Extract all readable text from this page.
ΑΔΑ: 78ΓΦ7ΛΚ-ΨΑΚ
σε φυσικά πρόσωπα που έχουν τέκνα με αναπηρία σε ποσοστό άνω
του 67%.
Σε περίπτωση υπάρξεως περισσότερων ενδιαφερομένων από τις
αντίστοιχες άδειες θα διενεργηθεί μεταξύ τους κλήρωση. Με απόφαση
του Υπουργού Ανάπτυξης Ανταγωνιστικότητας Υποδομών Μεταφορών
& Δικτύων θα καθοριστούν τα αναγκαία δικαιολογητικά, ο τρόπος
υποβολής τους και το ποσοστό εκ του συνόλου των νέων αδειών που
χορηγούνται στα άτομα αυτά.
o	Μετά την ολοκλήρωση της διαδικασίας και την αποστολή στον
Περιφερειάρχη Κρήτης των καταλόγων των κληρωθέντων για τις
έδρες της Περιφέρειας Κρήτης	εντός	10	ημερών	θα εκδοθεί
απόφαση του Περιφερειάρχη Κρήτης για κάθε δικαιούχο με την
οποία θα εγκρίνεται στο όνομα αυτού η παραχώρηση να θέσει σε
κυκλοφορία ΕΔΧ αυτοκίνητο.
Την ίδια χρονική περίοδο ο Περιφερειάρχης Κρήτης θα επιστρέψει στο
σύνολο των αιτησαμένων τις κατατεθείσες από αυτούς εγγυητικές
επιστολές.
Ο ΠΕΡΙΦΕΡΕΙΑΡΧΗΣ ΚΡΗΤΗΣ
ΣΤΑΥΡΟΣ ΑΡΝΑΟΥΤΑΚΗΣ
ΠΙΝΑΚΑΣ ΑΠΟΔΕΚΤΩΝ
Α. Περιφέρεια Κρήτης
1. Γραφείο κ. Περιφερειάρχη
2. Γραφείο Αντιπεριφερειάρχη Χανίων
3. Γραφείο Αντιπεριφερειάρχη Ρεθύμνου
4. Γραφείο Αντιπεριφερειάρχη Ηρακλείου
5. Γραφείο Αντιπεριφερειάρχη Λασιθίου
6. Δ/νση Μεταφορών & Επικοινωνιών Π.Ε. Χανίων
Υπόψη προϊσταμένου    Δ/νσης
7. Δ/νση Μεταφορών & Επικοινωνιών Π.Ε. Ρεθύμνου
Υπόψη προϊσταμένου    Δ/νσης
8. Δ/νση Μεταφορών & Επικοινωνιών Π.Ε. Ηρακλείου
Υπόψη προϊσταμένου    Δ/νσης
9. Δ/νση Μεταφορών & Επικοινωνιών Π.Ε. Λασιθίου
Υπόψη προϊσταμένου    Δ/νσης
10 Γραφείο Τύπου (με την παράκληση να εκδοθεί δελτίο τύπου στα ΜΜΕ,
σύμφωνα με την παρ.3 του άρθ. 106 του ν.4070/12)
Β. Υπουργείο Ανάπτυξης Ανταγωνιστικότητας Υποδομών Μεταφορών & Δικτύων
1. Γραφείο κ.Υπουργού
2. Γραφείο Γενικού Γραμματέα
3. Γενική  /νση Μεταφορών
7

Task description:
Every line of the records above needs to be given again exactly.

Answer to the problem:
Extract all readable text from this page.
ΑΔΑ: 78ΓΦ7ΛΚ-ΨΑΚ
σε φυσικά πρόσωπα που έχουν τέκνα με αναπηρία σε ποσοστό άνω
του 67%.
Σε περίπτωση υπάρξεως περισσότερων ενδιαφερομένων από τις
αντίστοιχες άδειες θα διενεργηθεί μεταξύ τους κλήρωση. Με απόφαση
του Υπουργού Ανάπτυξης Ανταγωνιστικότητας Υποδομών Μεταφορών
& Δικτύων θα καθοριστούν τα αναγκαία δικαιολογητικά, ο τρόπος
υποβολής τους και το ποσοστό εκ του συνόλου των νέων αδειών που
χορηγούνται στα άτομα αυτά.
o	Μετά την ολοκλήρωση της διαδικασίας και την αποστολή στον
Περιφερειάρχη Κρήτης των καταλόγων των κληρωθέντων για τις
έδρες της Περιφέρειας Κρήτης	εντός	10	ημερών	θα εκδοθεί
απόφαση του Περιφερειάρχη Κρήτης για κάθε δικαιούχο με την
οποία θα εγκρίνεται στο όνομα αυτού η παραχώρηση να θέσει σε
κυκλοφορία ΕΔΧ αυτοκίνητο.
Την ίδια χρονική περίοδο ο Περιφερειάρχης Κρήτης θα επιστρέψει στο
σύνολο των αιτησαμένων τις κατατεθείσες από αυτούς εγγυητικές
επιστολές.
Ο ΠΕΡΙΦΕΡΕΙΑΡΧΗΣ ΚΡΗΤΗΣ
ΣΤΑΥΡΟΣ ΑΡΝΑΟΥΤΑΚΗΣ
ΠΙΝΑΚΑΣ ΑΠΟΔΕΚΤΩΝ
Α. Περιφέρεια Κρήτης
1. Γραφείο κ. Περιφερειάρχη
2. Γραφείο Αντιπεριφερειάρχη Χανίων
3. Γραφείο Αντιπεριφερειάρχη Ρεθύμνου
4. Γραφείο Αντιπεριφερειάρχη Ηρακλείου
5. Γραφείο Αντιπεριφερειάρχη Λασιθίου
6. Δ/νση Μεταφορών & Επικοινωνιών Π.Ε. Χανίων
Υπόψη προϊσταμένου    Δ/νσης
7. Δ/νση Μεταφορών & Επικοινωνιών Π.Ε. Ρεθύμνου
Υπόψη προϊσταμένου    Δ/νσης
8. Δ/νση Μεταφορών & Επικοινωνιών Π.Ε. Ηρακλείου
Υπόψη προϊσταμένου    Δ/νσης
9. Δ/νση Μεταφορών & Επικοινωνιών Π.Ε. Λασιθίου
Υπόψη προϊσταμένου    Δ/νσης
10 Γραφείο Τύπου (με την παράκληση να εκδοθεί δελτίο τύπου στα ΜΜΕ,
σύμφωνα με την παρ.3 του άρθ. 106 του ν.4070/12)
Β. Υπουργείο Ανάπτυξης Ανταγωνιστικότητας Υποδομών Μεταφορών & Δικτύων
1. Γραφείο κ.Υπουργού
2. Γραφείο Γενικού Γραμματέα
3. Γενική  /νση Μεταφορών
7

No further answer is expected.